* What to produce *
Write out the material exactly, leaving every picture behind.

* Material supplied *
** Begin **

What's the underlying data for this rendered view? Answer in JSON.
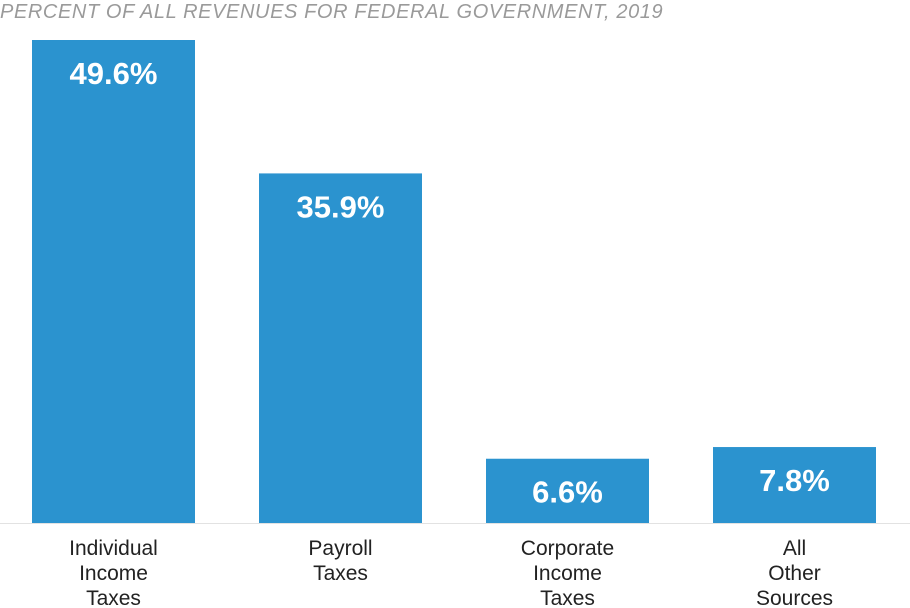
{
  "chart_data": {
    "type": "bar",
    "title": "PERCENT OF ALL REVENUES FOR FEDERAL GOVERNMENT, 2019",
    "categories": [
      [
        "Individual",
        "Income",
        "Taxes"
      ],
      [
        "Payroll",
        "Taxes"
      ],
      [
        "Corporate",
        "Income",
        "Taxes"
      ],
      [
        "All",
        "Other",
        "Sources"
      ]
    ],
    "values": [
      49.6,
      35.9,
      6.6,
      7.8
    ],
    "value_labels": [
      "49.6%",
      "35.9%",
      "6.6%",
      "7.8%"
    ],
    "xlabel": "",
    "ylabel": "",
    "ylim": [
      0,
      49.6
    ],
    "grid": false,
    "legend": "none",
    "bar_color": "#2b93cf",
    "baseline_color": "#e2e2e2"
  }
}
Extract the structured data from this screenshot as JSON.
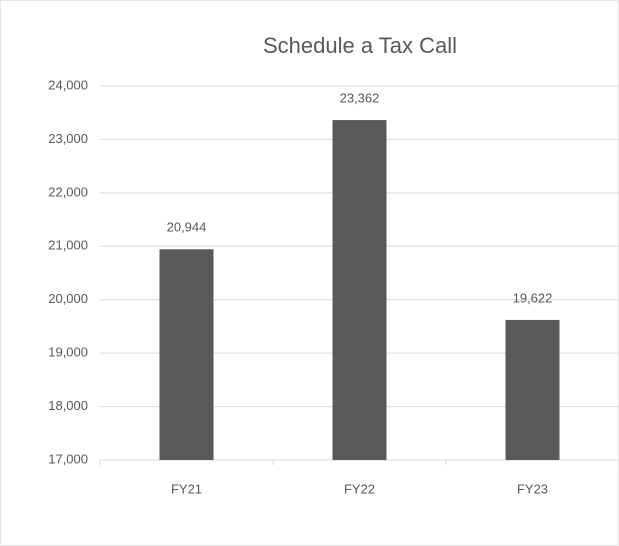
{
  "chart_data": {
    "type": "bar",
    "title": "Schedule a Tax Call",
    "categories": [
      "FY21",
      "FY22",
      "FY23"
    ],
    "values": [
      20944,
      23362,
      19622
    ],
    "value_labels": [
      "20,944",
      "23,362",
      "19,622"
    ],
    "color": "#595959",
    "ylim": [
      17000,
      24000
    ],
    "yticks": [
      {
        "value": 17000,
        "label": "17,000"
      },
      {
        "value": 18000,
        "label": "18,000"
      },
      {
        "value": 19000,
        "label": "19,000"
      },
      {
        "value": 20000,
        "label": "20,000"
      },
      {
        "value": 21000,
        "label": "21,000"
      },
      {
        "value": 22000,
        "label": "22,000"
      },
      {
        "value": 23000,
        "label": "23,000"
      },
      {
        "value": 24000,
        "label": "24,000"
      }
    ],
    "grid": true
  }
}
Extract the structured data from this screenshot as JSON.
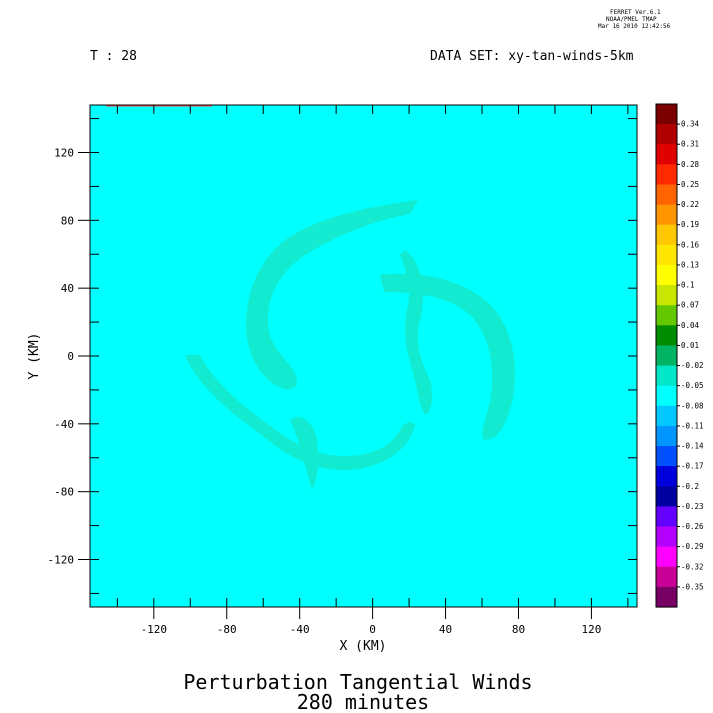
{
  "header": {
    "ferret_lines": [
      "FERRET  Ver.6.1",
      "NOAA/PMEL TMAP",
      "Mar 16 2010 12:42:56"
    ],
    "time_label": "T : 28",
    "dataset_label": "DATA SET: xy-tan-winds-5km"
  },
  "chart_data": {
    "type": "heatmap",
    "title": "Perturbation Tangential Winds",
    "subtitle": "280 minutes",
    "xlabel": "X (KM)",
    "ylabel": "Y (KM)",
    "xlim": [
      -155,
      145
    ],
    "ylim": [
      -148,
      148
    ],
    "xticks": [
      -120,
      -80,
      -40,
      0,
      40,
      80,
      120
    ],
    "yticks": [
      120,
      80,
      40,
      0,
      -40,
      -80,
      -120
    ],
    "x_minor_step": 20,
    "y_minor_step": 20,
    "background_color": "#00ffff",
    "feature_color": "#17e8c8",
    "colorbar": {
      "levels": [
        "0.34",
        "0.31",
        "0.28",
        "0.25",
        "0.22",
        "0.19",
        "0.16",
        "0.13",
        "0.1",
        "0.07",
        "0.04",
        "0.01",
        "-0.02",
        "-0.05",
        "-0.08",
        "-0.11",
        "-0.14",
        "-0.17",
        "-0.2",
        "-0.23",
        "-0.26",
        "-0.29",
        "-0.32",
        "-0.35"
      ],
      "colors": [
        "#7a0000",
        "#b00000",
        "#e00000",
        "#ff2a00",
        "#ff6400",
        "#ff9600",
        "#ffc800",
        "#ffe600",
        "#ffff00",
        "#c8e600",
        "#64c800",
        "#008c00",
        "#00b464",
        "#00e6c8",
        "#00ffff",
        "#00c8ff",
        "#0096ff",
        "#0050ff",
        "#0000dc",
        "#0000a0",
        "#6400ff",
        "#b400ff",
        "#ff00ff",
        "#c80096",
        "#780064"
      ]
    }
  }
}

** End **

* Complete response *
What's the underlying data for this rendered view? Answer in JSON.
{
  "chart_data": {
    "type": "bar",
    "title": "PERCENT OF ALL REVENUES FOR FEDERAL GOVERNMENT, 2019",
    "categories": [
      [
        "Individual",
        "Income",
        "Taxes"
      ],
      [
        "Payroll",
        "Taxes"
      ],
      [
        "Corporate",
        "Income",
        "Taxes"
      ],
      [
        "All",
        "Other",
        "Sources"
      ]
    ],
    "values": [
      49.6,
      35.9,
      6.6,
      7.8
    ],
    "value_labels": [
      "49.6%",
      "35.9%",
      "6.6%",
      "7.8%"
    ],
    "xlabel": "",
    "ylabel": "",
    "ylim": [
      0,
      49.6
    ],
    "grid": false,
    "legend": "none",
    "bar_color": "#2b93cf",
    "baseline_color": "#e2e2e2"
  }
}
Extract the structured data from this screenshot as JSON.
{
  "chart_data": {
    "type": "bar",
    "title": "Schedule a Tax Call",
    "categories": [
      "FY21",
      "FY22",
      "FY23"
    ],
    "values": [
      20944,
      23362,
      19622
    ],
    "value_labels": [
      "20,944",
      "23,362",
      "19,622"
    ],
    "color": "#595959",
    "ylim": [
      17000,
      24000
    ],
    "yticks": [
      {
        "value": 17000,
        "label": "17,000"
      },
      {
        "value": 18000,
        "label": "18,000"
      },
      {
        "value": 19000,
        "label": "19,000"
      },
      {
        "value": 20000,
        "label": "20,000"
      },
      {
        "value": 21000,
        "label": "21,000"
      },
      {
        "value": 22000,
        "label": "22,000"
      },
      {
        "value": 23000,
        "label": "23,000"
      },
      {
        "value": 24000,
        "label": "24,000"
      }
    ],
    "grid": true
  }
}
Extract the structured data from this screenshot as JSON.
{
  "header": {
    "ferret_lines": [
      "FERRET  Ver.6.1",
      "NOAA/PMEL TMAP",
      "Mar 16 2010 12:42:56"
    ],
    "time_label": "T : 28",
    "dataset_label": "DATA SET: xy-tan-winds-5km"
  },
  "chart_data": {
    "type": "heatmap",
    "title": "Perturbation Tangential Winds",
    "subtitle": "280 minutes",
    "xlabel": "X (KM)",
    "ylabel": "Y (KM)",
    "xlim": [
      -155,
      145
    ],
    "ylim": [
      -148,
      148
    ],
    "xticks": [
      -120,
      -80,
      -40,
      0,
      40,
      80,
      120
    ],
    "yticks": [
      120,
      80,
      40,
      0,
      -40,
      -80,
      -120
    ],
    "x_minor_step": 20,
    "y_minor_step": 20,
    "background_color": "#00ffff",
    "feature_color": "#17e8c8",
    "colorbar": {
      "levels": [
        "0.34",
        "0.31",
        "0.28",
        "0.25",
        "0.22",
        "0.19",
        "0.16",
        "0.13",
        "0.1",
        "0.07",
        "0.04",
        "0.01",
        "-0.02",
        "-0.05",
        "-0.08",
        "-0.11",
        "-0.14",
        "-0.17",
        "-0.2",
        "-0.23",
        "-0.26",
        "-0.29",
        "-0.32",
        "-0.35"
      ],
      "colors": [
        "#7a0000",
        "#b00000",
        "#e00000",
        "#ff2a00",
        "#ff6400",
        "#ff9600",
        "#ffc800",
        "#ffe600",
        "#ffff00",
        "#c8e600",
        "#64c800",
        "#008c00",
        "#00b464",
        "#00e6c8",
        "#00ffff",
        "#00c8ff",
        "#0096ff",
        "#0050ff",
        "#0000dc",
        "#0000a0",
        "#6400ff",
        "#b400ff",
        "#ff00ff",
        "#c80096",
        "#780064"
      ]
    }
  }
}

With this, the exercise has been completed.